### The data:
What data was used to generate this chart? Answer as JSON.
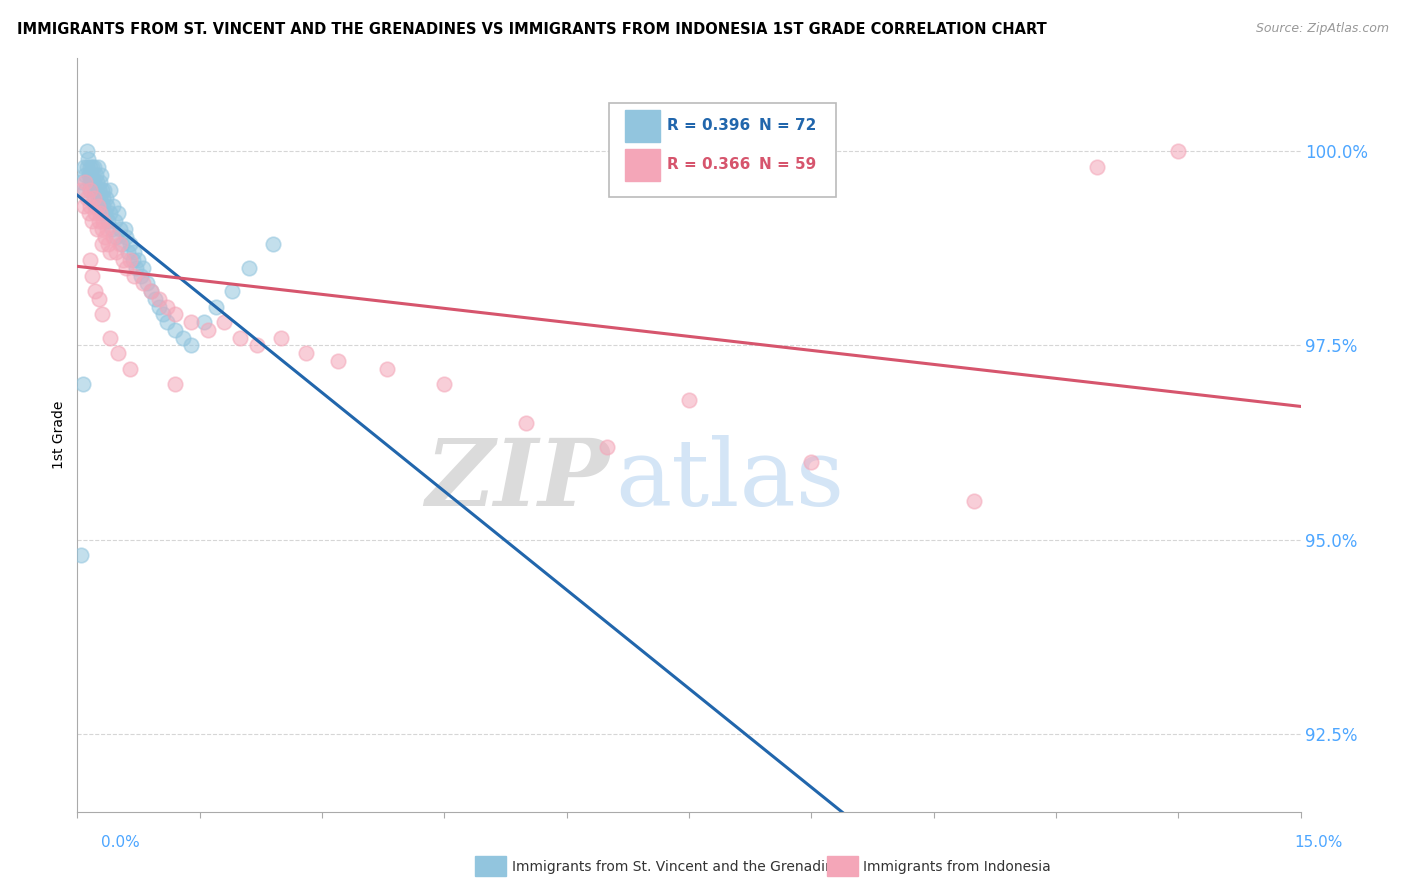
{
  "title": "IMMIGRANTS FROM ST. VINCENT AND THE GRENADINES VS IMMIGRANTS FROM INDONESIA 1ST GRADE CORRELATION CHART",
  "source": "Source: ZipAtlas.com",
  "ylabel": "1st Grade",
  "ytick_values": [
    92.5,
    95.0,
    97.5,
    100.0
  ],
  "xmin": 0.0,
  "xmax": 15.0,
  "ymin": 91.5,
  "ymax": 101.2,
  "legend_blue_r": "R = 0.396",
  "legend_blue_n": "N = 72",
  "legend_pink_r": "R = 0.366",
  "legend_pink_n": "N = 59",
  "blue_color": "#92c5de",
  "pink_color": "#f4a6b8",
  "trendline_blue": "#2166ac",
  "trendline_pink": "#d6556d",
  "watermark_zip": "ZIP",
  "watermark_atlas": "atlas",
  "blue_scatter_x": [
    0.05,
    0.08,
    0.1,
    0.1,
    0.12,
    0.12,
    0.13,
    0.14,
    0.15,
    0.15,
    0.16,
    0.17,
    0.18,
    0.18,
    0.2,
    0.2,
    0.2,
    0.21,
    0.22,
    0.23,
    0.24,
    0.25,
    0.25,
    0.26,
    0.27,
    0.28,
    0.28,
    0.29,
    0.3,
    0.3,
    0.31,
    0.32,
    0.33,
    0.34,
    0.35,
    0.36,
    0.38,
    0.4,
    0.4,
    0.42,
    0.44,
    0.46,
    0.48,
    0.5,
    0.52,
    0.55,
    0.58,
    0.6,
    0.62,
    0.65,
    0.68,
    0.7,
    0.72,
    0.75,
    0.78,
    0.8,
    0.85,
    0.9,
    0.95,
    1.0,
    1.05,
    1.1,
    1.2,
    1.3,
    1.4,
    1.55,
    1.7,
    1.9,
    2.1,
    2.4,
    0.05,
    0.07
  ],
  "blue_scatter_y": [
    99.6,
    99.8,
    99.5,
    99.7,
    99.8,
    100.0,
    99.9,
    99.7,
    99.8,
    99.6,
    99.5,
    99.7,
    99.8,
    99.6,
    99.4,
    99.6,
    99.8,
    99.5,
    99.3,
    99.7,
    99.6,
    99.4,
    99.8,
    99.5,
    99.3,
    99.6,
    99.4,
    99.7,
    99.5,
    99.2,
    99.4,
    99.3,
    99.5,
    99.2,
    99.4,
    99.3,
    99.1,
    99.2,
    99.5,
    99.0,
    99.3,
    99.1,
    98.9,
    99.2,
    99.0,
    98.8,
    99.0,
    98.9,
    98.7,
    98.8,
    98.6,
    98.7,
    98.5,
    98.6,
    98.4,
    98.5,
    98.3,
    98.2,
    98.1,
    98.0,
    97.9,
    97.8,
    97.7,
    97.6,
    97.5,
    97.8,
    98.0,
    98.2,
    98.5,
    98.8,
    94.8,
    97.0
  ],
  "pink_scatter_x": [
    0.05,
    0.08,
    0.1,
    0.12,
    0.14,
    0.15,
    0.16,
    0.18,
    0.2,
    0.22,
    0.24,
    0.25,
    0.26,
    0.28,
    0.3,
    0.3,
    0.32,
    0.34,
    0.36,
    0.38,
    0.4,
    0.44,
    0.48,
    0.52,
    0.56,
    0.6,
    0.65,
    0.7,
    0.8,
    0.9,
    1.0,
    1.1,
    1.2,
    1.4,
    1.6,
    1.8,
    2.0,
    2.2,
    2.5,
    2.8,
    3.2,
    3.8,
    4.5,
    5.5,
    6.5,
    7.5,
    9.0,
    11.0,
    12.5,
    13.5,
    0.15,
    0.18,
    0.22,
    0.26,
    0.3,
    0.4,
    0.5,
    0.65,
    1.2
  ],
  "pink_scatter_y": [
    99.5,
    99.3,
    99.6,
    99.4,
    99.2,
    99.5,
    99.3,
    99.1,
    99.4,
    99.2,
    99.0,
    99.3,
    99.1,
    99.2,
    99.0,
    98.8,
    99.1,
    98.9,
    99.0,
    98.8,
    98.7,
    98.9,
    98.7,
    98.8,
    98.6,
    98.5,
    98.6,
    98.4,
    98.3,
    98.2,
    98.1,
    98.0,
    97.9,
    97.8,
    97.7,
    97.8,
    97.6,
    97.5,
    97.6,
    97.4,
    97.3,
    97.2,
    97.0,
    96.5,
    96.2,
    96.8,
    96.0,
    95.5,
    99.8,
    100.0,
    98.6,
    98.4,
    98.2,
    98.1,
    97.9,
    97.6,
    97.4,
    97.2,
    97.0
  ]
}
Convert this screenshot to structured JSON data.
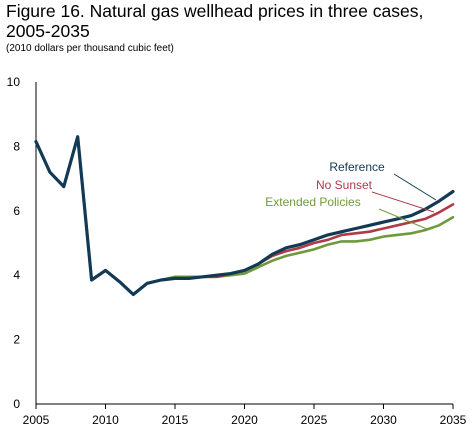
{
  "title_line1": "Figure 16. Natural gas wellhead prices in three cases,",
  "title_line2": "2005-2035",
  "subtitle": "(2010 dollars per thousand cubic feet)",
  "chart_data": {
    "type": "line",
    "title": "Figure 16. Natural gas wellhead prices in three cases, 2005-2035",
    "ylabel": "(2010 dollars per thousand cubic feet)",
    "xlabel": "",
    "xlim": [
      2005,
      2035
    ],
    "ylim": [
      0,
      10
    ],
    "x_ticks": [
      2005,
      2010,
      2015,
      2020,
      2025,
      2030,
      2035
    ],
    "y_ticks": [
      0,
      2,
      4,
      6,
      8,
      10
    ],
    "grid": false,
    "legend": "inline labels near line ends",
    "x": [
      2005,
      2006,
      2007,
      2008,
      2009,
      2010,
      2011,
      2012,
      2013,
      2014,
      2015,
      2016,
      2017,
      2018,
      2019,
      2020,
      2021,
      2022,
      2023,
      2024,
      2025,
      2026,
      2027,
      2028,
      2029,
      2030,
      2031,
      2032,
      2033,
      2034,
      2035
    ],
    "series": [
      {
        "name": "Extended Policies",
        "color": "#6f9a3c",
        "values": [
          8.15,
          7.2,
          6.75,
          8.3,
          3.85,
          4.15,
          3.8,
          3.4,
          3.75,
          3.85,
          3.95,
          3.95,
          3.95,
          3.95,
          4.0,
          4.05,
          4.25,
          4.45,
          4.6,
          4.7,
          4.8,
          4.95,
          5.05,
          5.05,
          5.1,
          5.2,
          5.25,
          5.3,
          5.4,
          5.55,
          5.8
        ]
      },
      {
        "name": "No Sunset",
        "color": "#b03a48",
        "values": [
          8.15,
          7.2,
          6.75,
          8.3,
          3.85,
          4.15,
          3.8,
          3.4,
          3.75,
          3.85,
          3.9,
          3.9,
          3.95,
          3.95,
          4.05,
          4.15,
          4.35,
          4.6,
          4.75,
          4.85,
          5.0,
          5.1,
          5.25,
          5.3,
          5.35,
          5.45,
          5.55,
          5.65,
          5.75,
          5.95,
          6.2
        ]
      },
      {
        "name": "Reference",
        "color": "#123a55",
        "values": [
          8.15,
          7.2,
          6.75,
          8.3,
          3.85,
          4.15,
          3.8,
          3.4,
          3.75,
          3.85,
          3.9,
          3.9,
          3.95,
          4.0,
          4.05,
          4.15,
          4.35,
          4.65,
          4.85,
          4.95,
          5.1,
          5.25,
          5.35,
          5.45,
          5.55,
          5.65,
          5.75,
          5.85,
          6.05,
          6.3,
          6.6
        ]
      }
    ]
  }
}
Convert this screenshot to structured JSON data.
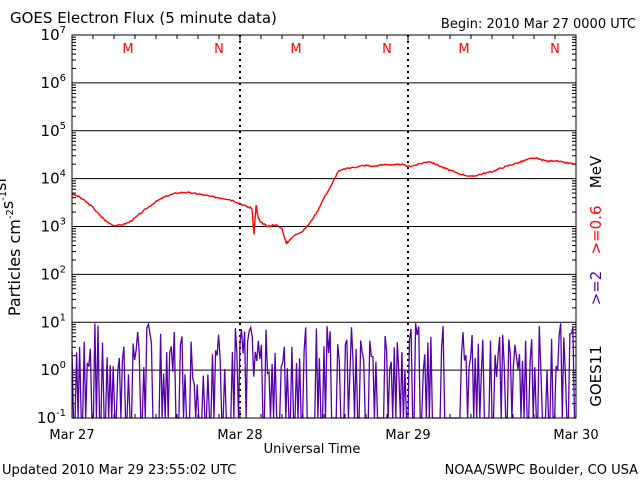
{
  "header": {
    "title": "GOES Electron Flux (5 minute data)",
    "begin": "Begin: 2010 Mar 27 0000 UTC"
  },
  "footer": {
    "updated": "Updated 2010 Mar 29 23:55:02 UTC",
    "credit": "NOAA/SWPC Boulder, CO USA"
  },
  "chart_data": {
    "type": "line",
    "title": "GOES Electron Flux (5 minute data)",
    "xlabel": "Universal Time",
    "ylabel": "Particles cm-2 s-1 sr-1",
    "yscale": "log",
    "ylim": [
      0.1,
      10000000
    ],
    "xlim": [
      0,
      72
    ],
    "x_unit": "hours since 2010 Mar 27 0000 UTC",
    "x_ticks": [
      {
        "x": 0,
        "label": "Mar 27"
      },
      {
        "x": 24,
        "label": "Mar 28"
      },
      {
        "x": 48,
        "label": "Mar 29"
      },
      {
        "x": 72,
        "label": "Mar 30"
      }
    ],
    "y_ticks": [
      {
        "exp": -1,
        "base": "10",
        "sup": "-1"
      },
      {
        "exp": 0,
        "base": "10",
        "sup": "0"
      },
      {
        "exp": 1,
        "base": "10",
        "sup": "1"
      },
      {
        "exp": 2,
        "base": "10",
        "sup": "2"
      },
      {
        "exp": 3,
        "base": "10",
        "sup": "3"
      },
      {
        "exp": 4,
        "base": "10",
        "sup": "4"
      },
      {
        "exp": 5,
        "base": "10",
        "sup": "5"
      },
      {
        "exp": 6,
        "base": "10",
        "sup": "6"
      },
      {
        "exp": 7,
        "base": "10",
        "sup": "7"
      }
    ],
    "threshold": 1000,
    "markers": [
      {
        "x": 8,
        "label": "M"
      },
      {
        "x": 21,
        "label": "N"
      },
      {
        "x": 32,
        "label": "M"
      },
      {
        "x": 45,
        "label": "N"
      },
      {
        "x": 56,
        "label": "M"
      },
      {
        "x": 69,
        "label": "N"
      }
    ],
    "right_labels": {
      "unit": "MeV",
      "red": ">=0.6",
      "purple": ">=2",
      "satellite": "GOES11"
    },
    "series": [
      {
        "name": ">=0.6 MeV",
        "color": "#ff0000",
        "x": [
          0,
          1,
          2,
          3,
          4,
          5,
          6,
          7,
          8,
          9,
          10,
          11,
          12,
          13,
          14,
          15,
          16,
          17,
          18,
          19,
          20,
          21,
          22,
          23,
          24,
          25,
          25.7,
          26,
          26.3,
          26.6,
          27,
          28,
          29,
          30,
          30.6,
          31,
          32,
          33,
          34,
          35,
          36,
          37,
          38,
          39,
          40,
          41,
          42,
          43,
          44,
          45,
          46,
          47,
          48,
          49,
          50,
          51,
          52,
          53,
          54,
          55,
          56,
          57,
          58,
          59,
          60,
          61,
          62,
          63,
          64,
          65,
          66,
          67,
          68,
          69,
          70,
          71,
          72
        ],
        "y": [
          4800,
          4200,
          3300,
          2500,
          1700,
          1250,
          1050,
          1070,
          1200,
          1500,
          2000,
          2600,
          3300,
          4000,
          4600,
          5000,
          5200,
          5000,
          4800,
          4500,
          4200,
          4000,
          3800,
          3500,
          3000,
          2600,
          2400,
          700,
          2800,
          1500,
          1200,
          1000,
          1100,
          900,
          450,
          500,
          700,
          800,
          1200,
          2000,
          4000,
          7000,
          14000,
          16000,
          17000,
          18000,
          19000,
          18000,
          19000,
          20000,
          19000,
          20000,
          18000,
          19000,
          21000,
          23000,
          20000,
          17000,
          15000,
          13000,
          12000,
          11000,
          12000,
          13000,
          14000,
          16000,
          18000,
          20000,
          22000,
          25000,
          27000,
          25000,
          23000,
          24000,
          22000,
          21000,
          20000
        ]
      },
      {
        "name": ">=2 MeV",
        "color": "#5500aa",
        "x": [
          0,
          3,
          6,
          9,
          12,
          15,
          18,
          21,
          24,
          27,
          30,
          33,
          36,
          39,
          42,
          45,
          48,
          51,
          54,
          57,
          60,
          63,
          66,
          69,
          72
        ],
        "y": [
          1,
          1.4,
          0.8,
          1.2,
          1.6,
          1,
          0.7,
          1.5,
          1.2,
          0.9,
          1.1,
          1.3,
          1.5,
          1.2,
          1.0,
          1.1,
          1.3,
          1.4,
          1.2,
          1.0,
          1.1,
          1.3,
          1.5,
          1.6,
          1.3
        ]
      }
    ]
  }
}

### Direction:
State the number of lines above that hold the string "ylabel", with nothing added.

### Response to this task:
3